Problem requirements:
Every line of the material below must be repeated exactly.
***** Record set *****
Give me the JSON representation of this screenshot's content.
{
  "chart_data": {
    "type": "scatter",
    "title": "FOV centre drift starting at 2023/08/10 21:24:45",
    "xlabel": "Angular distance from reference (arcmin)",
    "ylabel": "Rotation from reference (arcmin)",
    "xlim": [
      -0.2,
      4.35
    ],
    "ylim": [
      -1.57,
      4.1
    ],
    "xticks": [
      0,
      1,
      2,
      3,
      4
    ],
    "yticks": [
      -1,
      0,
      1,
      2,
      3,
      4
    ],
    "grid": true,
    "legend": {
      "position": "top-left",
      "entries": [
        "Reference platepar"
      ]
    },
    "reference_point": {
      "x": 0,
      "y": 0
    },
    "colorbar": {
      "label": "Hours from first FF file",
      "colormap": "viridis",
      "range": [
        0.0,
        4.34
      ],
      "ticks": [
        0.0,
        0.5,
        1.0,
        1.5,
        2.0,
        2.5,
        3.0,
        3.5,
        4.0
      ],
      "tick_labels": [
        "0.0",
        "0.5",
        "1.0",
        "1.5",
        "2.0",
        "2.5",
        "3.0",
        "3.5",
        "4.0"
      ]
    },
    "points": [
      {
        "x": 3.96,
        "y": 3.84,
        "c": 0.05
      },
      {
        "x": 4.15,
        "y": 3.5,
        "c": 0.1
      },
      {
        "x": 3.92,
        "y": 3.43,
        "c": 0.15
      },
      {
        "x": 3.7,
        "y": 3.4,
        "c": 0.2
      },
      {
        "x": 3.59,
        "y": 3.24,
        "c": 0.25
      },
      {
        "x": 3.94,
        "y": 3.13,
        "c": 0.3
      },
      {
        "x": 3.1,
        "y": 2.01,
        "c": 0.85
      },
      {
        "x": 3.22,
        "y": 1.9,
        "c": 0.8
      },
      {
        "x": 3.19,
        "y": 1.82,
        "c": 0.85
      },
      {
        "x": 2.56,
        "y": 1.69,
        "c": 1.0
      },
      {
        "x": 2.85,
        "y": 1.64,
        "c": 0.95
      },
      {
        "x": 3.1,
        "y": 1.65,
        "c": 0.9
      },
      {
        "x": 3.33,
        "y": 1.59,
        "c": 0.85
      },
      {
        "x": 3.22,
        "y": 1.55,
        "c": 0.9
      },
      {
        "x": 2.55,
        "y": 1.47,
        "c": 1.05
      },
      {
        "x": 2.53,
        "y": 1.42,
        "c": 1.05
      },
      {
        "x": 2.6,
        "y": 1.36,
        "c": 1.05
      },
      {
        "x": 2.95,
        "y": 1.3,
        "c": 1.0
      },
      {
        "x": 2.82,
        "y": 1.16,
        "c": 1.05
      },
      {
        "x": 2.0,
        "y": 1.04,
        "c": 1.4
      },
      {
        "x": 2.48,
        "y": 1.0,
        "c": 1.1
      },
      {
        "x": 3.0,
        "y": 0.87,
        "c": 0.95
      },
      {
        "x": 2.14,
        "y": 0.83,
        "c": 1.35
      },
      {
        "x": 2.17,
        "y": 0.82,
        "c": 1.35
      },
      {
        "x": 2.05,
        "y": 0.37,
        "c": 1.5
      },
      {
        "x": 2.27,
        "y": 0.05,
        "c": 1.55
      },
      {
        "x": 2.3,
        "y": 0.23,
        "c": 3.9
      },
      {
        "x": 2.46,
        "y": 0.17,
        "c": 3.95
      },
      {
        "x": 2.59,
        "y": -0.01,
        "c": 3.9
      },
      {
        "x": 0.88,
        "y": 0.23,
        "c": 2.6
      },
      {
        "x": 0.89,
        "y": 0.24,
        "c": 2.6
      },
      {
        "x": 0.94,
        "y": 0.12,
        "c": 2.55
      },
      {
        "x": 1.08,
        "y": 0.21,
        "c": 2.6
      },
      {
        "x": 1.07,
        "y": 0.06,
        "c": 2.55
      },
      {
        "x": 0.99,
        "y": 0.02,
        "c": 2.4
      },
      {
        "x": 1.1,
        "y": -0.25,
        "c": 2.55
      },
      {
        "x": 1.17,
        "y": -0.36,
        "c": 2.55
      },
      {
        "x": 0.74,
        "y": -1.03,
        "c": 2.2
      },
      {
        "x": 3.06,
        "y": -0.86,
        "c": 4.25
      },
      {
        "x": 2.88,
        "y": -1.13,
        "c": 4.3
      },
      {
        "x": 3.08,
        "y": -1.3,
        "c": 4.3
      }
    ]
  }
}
*****
Final answer:
Give me the JSON representation of this screenshot's content.
{
  "chart_data": {
    "type": "scatter",
    "title": "FOV centre drift starting at 2023/08/10 21:24:45",
    "xlabel": "Angular distance from reference (arcmin)",
    "ylabel": "Rotation from reference (arcmin)",
    "xlim": [
      -0.2,
      4.35
    ],
    "ylim": [
      -1.57,
      4.1
    ],
    "xticks": [
      0,
      1,
      2,
      3,
      4
    ],
    "yticks": [
      -1,
      0,
      1,
      2,
      3,
      4
    ],
    "grid": true,
    "legend": {
      "position": "top-left",
      "entries": [
        "Reference platepar"
      ]
    },
    "reference_point": {
      "x": 0,
      "y": 0
    },
    "colorbar": {
      "label": "Hours from first FF file",
      "colormap": "viridis",
      "range": [
        0.0,
        4.34
      ],
      "ticks": [
        0.0,
        0.5,
        1.0,
        1.5,
        2.0,
        2.5,
        3.0,
        3.5,
        4.0
      ],
      "tick_labels": [
        "0.0",
        "0.5",
        "1.0",
        "1.5",
        "2.0",
        "2.5",
        "3.0",
        "3.5",
        "4.0"
      ]
    },
    "points": [
      {
        "x": 3.96,
        "y": 3.84,
        "c": 0.05
      },
      {
        "x": 4.15,
        "y": 3.5,
        "c": 0.1
      },
      {
        "x": 3.92,
        "y": 3.43,
        "c": 0.15
      },
      {
        "x": 3.7,
        "y": 3.4,
        "c": 0.2
      },
      {
        "x": 3.59,
        "y": 3.24,
        "c": 0.25
      },
      {
        "x": 3.94,
        "y": 3.13,
        "c": 0.3
      },
      {
        "x": 3.1,
        "y": 2.01,
        "c": 0.85
      },
      {
        "x": 3.22,
        "y": 1.9,
        "c": 0.8
      },
      {
        "x": 3.19,
        "y": 1.82,
        "c": 0.85
      },
      {
        "x": 2.56,
        "y": 1.69,
        "c": 1.0
      },
      {
        "x": 2.85,
        "y": 1.64,
        "c": 0.95
      },
      {
        "x": 3.1,
        "y": 1.65,
        "c": 0.9
      },
      {
        "x": 3.33,
        "y": 1.59,
        "c": 0.85
      },
      {
        "x": 3.22,
        "y": 1.55,
        "c": 0.9
      },
      {
        "x": 2.55,
        "y": 1.47,
        "c": 1.05
      },
      {
        "x": 2.53,
        "y": 1.42,
        "c": 1.05
      },
      {
        "x": 2.6,
        "y": 1.36,
        "c": 1.05
      },
      {
        "x": 2.95,
        "y": 1.3,
        "c": 1.0
      },
      {
        "x": 2.82,
        "y": 1.16,
        "c": 1.05
      },
      {
        "x": 2.0,
        "y": 1.04,
        "c": 1.4
      },
      {
        "x": 2.48,
        "y": 1.0,
        "c": 1.1
      },
      {
        "x": 3.0,
        "y": 0.87,
        "c": 0.95
      },
      {
        "x": 2.14,
        "y": 0.83,
        "c": 1.35
      },
      {
        "x": 2.17,
        "y": 0.82,
        "c": 1.35
      },
      {
        "x": 2.05,
        "y": 0.37,
        "c": 1.5
      },
      {
        "x": 2.27,
        "y": 0.05,
        "c": 1.55
      },
      {
        "x": 2.3,
        "y": 0.23,
        "c": 3.9
      },
      {
        "x": 2.46,
        "y": 0.17,
        "c": 3.95
      },
      {
        "x": 2.59,
        "y": -0.01,
        "c": 3.9
      },
      {
        "x": 0.88,
        "y": 0.23,
        "c": 2.6
      },
      {
        "x": 0.89,
        "y": 0.24,
        "c": 2.6
      },
      {
        "x": 0.94,
        "y": 0.12,
        "c": 2.55
      },
      {
        "x": 1.08,
        "y": 0.21,
        "c": 2.6
      },
      {
        "x": 1.07,
        "y": 0.06,
        "c": 2.55
      },
      {
        "x": 0.99,
        "y": 0.02,
        "c": 2.4
      },
      {
        "x": 1.1,
        "y": -0.25,
        "c": 2.55
      },
      {
        "x": 1.17,
        "y": -0.36,
        "c": 2.55
      },
      {
        "x": 0.74,
        "y": -1.03,
        "c": 2.2
      },
      {
        "x": 3.06,
        "y": -0.86,
        "c": 4.25
      },
      {
        "x": 2.88,
        "y": -1.13,
        "c": 4.3
      },
      {
        "x": 3.08,
        "y": -1.3,
        "c": 4.3
      }
    ]
  }
}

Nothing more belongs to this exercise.